* _Required task_
Without including any pictures, copy each entry below exactly.

####

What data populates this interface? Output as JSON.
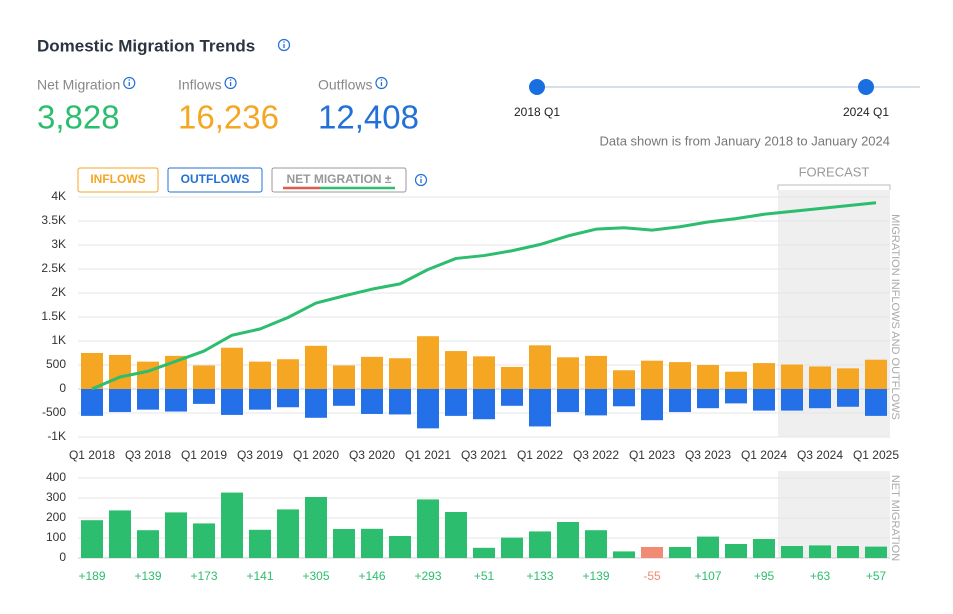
{
  "header": {
    "title": "Domestic Migration Trends",
    "stats": [
      {
        "label": "Net Migration",
        "value": "3,828",
        "color": "#2dbd6e"
      },
      {
        "label": "Inflows",
        "value": "16,236",
        "color": "#f5a623"
      },
      {
        "label": "Outflows",
        "value": "12,408",
        "color": "#2370d6"
      }
    ]
  },
  "range": {
    "start": "2018 Q1",
    "end": "2024 Q1",
    "note": "Data shown is from January 2018 to January 2024"
  },
  "toggles": [
    {
      "label": "INFLOWS",
      "color": "#f5a623"
    },
    {
      "label": "OUTFLOWS",
      "color": "#2370d6"
    },
    {
      "label": "NET MIGRATION ±",
      "color": "#999999"
    }
  ],
  "chart_data": [
    {
      "type": "combo",
      "y_label_right": "MIGRATION INFLOWS AND OUTFLOWS",
      "forecast": {
        "label": "FORECAST",
        "start_index": 25
      },
      "categories": [
        "Q1 2018",
        null,
        "Q3 2018",
        null,
        "Q1 2019",
        null,
        "Q3 2019",
        null,
        "Q1 2020",
        null,
        "Q3 2020",
        null,
        "Q1 2021",
        null,
        "Q3 2021",
        null,
        "Q1 2022",
        null,
        "Q3 2022",
        null,
        "Q1 2023",
        null,
        "Q3 2023",
        null,
        "Q1 2024",
        null,
        "Q3 2024",
        null,
        "Q1 2025"
      ],
      "series": [
        {
          "name": "Inflows",
          "type": "bar",
          "color": "#f5a623",
          "values": [
            750,
            710,
            570,
            690,
            490,
            860,
            570,
            620,
            900,
            490,
            670,
            640,
            1100,
            790,
            680,
            460,
            910,
            660,
            690,
            390,
            590,
            560,
            500,
            360,
            540,
            510,
            470,
            430,
            610
          ]
        },
        {
          "name": "Outflows",
          "type": "bar",
          "color": "#2370e8",
          "values": [
            -560,
            -480,
            -430,
            -470,
            -310,
            -540,
            -430,
            -380,
            -600,
            -350,
            -520,
            -530,
            -820,
            -560,
            -630,
            -350,
            -780,
            -480,
            -550,
            -360,
            -650,
            -480,
            -400,
            -300,
            -450,
            -450,
            -400,
            -370,
            -560
          ]
        },
        {
          "name": "Net Migration",
          "type": "line",
          "color": "#2dbd6e",
          "values": [
            0,
            250,
            370,
            580,
            790,
            1120,
            1250,
            1490,
            1790,
            1940,
            2080,
            2190,
            2490,
            2720,
            2780,
            2880,
            3010,
            3190,
            3330,
            3360,
            3310,
            3380,
            3480,
            3550,
            3640,
            3700,
            3760,
            3820,
            3880
          ]
        }
      ],
      "ylim": [
        -1000,
        4000
      ],
      "yticks": [
        {
          "value": 4000,
          "label": "4K"
        },
        {
          "value": 3500,
          "label": "3.5K"
        },
        {
          "value": 3000,
          "label": "3K"
        },
        {
          "value": 2500,
          "label": "2.5K"
        },
        {
          "value": 2000,
          "label": "2K"
        },
        {
          "value": 1500,
          "label": "1.5K"
        },
        {
          "value": 1000,
          "label": "1K"
        },
        500,
        0,
        -500,
        {
          "value": -1000,
          "label": "-1K"
        }
      ],
      "grid": true
    },
    {
      "type": "bar",
      "y_label_right": "NET MIGRATION",
      "color": "#2dbd6e",
      "negative_color": "#f28b74",
      "forecast": {
        "start_index": 25
      },
      "values": [
        189,
        238,
        139,
        228,
        173,
        327,
        141,
        243,
        305,
        145,
        146,
        110,
        293,
        230,
        51,
        102,
        133,
        180,
        139,
        33,
        -55,
        55,
        107,
        70,
        95,
        60,
        63,
        60,
        57
      ],
      "value_labels": [
        "+189",
        null,
        "+139",
        null,
        "+173",
        null,
        "+141",
        null,
        "+305",
        null,
        "+146",
        null,
        "+293",
        null,
        "+51",
        null,
        "+133",
        null,
        "+139",
        null,
        "-55",
        null,
        "+107",
        null,
        "+95",
        null,
        "+63",
        null,
        "+57"
      ],
      "ylim": [
        0,
        400
      ],
      "yticks": [
        0,
        100,
        200,
        300,
        400
      ],
      "grid": true
    }
  ]
}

####

* _Written solution_
What data populates this interface? Output as JSON.
{
  "header": {
    "title": "Domestic Migration Trends",
    "stats": [
      {
        "label": "Net Migration",
        "value": "3,828",
        "color": "#2dbd6e"
      },
      {
        "label": "Inflows",
        "value": "16,236",
        "color": "#f5a623"
      },
      {
        "label": "Outflows",
        "value": "12,408",
        "color": "#2370d6"
      }
    ]
  },
  "range": {
    "start": "2018 Q1",
    "end": "2024 Q1",
    "note": "Data shown is from January 2018 to January 2024"
  },
  "toggles": [
    {
      "label": "INFLOWS",
      "color": "#f5a623"
    },
    {
      "label": "OUTFLOWS",
      "color": "#2370d6"
    },
    {
      "label": "NET MIGRATION ±",
      "color": "#999999"
    }
  ],
  "chart_data": [
    {
      "type": "combo",
      "y_label_right": "MIGRATION INFLOWS AND OUTFLOWS",
      "forecast": {
        "label": "FORECAST",
        "start_index": 25
      },
      "categories": [
        "Q1 2018",
        null,
        "Q3 2018",
        null,
        "Q1 2019",
        null,
        "Q3 2019",
        null,
        "Q1 2020",
        null,
        "Q3 2020",
        null,
        "Q1 2021",
        null,
        "Q3 2021",
        null,
        "Q1 2022",
        null,
        "Q3 2022",
        null,
        "Q1 2023",
        null,
        "Q3 2023",
        null,
        "Q1 2024",
        null,
        "Q3 2024",
        null,
        "Q1 2025"
      ],
      "series": [
        {
          "name": "Inflows",
          "type": "bar",
          "color": "#f5a623",
          "values": [
            750,
            710,
            570,
            690,
            490,
            860,
            570,
            620,
            900,
            490,
            670,
            640,
            1100,
            790,
            680,
            460,
            910,
            660,
            690,
            390,
            590,
            560,
            500,
            360,
            540,
            510,
            470,
            430,
            610
          ]
        },
        {
          "name": "Outflows",
          "type": "bar",
          "color": "#2370e8",
          "values": [
            -560,
            -480,
            -430,
            -470,
            -310,
            -540,
            -430,
            -380,
            -600,
            -350,
            -520,
            -530,
            -820,
            -560,
            -630,
            -350,
            -780,
            -480,
            -550,
            -360,
            -650,
            -480,
            -400,
            -300,
            -450,
            -450,
            -400,
            -370,
            -560
          ]
        },
        {
          "name": "Net Migration",
          "type": "line",
          "color": "#2dbd6e",
          "values": [
            0,
            250,
            370,
            580,
            790,
            1120,
            1250,
            1490,
            1790,
            1940,
            2080,
            2190,
            2490,
            2720,
            2780,
            2880,
            3010,
            3190,
            3330,
            3360,
            3310,
            3380,
            3480,
            3550,
            3640,
            3700,
            3760,
            3820,
            3880
          ]
        }
      ],
      "ylim": [
        -1000,
        4000
      ],
      "yticks": [
        {
          "value": 4000,
          "label": "4K"
        },
        {
          "value": 3500,
          "label": "3.5K"
        },
        {
          "value": 3000,
          "label": "3K"
        },
        {
          "value": 2500,
          "label": "2.5K"
        },
        {
          "value": 2000,
          "label": "2K"
        },
        {
          "value": 1500,
          "label": "1.5K"
        },
        {
          "value": 1000,
          "label": "1K"
        },
        500,
        0,
        -500,
        {
          "value": -1000,
          "label": "-1K"
        }
      ],
      "grid": true
    },
    {
      "type": "bar",
      "y_label_right": "NET MIGRATION",
      "color": "#2dbd6e",
      "negative_color": "#f28b74",
      "forecast": {
        "start_index": 25
      },
      "values": [
        189,
        238,
        139,
        228,
        173,
        327,
        141,
        243,
        305,
        145,
        146,
        110,
        293,
        230,
        51,
        102,
        133,
        180,
        139,
        33,
        -55,
        55,
        107,
        70,
        95,
        60,
        63,
        60,
        57
      ],
      "value_labels": [
        "+189",
        null,
        "+139",
        null,
        "+173",
        null,
        "+141",
        null,
        "+305",
        null,
        "+146",
        null,
        "+293",
        null,
        "+51",
        null,
        "+133",
        null,
        "+139",
        null,
        "-55",
        null,
        "+107",
        null,
        "+95",
        null,
        "+63",
        null,
        "+57"
      ],
      "ylim": [
        0,
        400
      ],
      "yticks": [
        0,
        100,
        200,
        300,
        400
      ],
      "grid": true
    }
  ]
}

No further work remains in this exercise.